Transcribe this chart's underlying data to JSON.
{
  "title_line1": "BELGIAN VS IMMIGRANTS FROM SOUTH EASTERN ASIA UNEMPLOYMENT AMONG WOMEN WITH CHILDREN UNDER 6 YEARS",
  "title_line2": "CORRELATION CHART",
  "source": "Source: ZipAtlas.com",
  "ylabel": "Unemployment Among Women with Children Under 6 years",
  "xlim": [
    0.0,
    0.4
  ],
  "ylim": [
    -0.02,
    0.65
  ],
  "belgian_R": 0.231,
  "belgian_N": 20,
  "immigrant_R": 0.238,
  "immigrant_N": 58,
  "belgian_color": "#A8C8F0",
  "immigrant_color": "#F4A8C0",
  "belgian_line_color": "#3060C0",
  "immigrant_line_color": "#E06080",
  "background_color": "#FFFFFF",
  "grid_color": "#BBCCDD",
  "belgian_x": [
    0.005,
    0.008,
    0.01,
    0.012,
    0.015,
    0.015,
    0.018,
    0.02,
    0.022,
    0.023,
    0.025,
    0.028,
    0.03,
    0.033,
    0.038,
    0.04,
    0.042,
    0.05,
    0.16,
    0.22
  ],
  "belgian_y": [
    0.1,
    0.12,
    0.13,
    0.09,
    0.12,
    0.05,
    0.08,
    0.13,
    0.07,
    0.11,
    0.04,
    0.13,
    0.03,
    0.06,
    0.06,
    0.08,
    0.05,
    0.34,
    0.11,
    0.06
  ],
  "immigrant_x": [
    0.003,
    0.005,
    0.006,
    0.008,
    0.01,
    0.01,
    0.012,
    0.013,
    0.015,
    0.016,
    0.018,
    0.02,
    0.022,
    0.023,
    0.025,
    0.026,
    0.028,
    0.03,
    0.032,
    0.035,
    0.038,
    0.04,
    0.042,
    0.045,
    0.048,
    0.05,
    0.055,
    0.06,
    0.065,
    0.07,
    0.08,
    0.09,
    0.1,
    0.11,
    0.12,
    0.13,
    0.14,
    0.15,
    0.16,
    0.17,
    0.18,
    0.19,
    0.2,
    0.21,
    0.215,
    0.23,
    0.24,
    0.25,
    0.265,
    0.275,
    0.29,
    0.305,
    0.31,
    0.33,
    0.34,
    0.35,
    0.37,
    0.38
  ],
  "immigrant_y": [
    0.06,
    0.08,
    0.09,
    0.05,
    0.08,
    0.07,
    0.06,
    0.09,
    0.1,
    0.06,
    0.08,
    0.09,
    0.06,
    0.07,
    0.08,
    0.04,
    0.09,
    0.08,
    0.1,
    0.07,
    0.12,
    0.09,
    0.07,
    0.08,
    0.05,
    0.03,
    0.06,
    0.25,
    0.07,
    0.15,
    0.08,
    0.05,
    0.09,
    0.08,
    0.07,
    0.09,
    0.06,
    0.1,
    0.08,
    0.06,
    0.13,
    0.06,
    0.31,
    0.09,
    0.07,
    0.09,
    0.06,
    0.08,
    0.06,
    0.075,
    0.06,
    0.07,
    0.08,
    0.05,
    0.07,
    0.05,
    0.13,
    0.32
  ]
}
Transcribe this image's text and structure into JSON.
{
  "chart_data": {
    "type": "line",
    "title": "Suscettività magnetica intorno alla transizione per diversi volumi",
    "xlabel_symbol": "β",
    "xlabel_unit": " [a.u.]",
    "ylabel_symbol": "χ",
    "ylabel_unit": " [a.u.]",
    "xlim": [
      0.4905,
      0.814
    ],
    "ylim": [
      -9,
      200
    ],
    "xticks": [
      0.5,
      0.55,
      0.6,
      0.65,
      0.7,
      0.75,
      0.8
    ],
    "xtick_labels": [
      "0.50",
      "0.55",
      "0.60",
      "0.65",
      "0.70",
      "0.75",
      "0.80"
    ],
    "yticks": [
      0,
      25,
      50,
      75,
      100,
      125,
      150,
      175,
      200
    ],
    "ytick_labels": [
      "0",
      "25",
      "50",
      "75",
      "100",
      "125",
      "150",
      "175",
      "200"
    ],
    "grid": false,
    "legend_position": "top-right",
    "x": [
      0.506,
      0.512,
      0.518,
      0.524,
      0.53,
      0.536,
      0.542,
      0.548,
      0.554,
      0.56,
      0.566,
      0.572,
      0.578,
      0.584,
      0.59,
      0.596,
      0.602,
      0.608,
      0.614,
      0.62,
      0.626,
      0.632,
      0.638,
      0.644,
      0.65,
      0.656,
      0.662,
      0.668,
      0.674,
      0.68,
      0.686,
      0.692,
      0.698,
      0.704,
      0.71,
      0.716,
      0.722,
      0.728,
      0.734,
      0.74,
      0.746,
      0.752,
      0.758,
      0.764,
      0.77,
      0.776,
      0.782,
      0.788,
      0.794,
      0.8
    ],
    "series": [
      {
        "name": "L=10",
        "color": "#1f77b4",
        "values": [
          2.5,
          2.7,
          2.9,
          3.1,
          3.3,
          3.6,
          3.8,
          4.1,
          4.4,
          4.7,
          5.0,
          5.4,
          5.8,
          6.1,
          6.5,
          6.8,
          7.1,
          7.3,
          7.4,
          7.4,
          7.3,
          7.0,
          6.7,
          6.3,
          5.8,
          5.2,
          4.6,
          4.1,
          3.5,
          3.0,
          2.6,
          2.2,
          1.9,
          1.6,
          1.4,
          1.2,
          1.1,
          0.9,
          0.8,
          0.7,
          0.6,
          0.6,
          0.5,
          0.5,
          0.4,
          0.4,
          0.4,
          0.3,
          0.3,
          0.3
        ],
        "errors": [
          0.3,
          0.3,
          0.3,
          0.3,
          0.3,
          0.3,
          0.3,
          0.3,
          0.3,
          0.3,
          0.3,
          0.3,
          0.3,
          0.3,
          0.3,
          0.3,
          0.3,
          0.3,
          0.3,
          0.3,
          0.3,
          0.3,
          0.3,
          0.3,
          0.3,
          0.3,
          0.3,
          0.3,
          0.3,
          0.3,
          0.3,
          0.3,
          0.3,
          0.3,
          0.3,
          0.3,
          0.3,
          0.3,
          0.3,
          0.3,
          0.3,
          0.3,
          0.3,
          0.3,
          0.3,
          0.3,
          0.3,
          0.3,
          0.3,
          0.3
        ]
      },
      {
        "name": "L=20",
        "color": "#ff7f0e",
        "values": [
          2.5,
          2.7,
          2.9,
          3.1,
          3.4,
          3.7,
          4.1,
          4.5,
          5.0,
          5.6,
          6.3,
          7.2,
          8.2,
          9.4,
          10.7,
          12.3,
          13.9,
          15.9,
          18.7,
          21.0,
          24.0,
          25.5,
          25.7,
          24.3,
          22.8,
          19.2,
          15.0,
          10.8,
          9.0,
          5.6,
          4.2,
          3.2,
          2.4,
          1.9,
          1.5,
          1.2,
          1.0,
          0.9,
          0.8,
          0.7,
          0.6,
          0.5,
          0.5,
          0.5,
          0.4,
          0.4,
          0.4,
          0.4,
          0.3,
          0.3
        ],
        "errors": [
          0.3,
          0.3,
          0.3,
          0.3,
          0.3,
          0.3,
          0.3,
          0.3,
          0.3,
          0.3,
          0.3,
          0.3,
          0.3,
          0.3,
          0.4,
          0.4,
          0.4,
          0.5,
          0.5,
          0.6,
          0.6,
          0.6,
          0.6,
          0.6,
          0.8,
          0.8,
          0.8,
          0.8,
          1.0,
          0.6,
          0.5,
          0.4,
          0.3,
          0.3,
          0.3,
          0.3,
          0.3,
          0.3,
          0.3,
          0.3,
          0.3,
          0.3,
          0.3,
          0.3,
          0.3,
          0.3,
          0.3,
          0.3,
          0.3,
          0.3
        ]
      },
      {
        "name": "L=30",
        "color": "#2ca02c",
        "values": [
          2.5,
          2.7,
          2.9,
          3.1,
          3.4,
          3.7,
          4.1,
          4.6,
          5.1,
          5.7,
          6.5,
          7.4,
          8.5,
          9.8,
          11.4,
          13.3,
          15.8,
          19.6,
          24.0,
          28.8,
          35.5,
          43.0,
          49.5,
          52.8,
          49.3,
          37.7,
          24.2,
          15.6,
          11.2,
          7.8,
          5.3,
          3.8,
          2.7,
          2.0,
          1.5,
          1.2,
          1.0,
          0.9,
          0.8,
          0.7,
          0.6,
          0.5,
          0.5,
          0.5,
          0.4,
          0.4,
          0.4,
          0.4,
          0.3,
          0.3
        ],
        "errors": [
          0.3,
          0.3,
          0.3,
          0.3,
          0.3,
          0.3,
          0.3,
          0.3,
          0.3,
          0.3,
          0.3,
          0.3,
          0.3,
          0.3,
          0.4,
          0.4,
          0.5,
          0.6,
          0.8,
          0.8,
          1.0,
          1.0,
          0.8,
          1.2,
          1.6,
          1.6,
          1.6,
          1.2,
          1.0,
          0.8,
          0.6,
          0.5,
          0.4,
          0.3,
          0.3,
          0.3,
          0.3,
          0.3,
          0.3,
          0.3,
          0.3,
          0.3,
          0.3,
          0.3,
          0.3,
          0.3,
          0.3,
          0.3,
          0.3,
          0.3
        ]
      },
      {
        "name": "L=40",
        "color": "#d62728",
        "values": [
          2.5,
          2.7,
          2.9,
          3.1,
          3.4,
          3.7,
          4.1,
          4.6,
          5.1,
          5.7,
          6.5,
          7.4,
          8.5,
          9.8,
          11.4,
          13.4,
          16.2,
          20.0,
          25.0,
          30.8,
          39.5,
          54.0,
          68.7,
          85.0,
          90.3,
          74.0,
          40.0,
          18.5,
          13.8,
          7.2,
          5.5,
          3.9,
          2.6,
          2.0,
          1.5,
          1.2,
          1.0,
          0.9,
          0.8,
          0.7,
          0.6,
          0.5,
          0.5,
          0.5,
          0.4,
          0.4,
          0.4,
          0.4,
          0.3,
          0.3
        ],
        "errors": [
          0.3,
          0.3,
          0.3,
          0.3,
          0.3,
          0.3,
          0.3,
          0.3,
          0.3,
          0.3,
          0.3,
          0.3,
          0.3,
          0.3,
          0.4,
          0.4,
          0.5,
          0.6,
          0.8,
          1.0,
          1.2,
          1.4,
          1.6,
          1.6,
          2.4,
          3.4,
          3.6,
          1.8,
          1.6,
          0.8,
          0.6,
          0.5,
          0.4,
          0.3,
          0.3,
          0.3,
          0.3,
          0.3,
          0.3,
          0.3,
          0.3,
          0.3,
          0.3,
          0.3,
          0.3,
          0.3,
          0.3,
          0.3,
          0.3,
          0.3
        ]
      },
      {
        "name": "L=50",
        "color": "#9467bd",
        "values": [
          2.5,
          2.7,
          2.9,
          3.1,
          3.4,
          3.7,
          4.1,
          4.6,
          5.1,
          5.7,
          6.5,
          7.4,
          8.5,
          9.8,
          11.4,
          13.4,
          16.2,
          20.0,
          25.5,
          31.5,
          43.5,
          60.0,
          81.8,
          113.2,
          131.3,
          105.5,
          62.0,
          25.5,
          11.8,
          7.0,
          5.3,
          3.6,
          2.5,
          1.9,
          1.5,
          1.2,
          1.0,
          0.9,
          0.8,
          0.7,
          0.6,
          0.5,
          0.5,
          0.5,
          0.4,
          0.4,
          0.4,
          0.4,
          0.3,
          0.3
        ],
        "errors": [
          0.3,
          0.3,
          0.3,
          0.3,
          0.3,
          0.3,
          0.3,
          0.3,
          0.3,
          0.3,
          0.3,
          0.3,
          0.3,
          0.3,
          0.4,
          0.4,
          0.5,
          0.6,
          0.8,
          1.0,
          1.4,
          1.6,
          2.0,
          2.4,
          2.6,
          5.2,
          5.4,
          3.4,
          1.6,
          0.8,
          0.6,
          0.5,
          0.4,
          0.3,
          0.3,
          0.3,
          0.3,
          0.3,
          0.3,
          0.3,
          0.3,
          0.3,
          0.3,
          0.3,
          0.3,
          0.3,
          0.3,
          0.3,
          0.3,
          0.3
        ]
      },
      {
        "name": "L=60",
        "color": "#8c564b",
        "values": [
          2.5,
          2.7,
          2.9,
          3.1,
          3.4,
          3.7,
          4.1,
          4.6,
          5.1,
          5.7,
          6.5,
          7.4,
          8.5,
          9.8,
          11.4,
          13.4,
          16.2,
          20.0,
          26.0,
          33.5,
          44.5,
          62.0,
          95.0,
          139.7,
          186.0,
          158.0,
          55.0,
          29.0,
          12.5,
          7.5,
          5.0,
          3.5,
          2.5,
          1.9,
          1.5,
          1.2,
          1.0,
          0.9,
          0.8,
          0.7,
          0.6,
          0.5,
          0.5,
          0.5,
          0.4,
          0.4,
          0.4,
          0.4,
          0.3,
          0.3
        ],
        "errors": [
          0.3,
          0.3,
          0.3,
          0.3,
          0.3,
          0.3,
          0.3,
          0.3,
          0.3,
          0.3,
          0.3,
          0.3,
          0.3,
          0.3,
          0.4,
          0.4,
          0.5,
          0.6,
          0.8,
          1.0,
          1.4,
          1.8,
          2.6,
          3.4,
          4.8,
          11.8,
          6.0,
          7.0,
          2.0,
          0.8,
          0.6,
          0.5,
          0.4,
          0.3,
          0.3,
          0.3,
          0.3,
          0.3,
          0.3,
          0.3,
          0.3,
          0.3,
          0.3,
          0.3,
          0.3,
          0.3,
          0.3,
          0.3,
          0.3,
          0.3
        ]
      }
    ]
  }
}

▶ EXERCISE
Extract each line holding the word "Transcribe" from the records.

▶ THE COMPLETED TASK
Transcribe this chart's underlying data to JSON.
Transcribe this image's text and structure into JSON.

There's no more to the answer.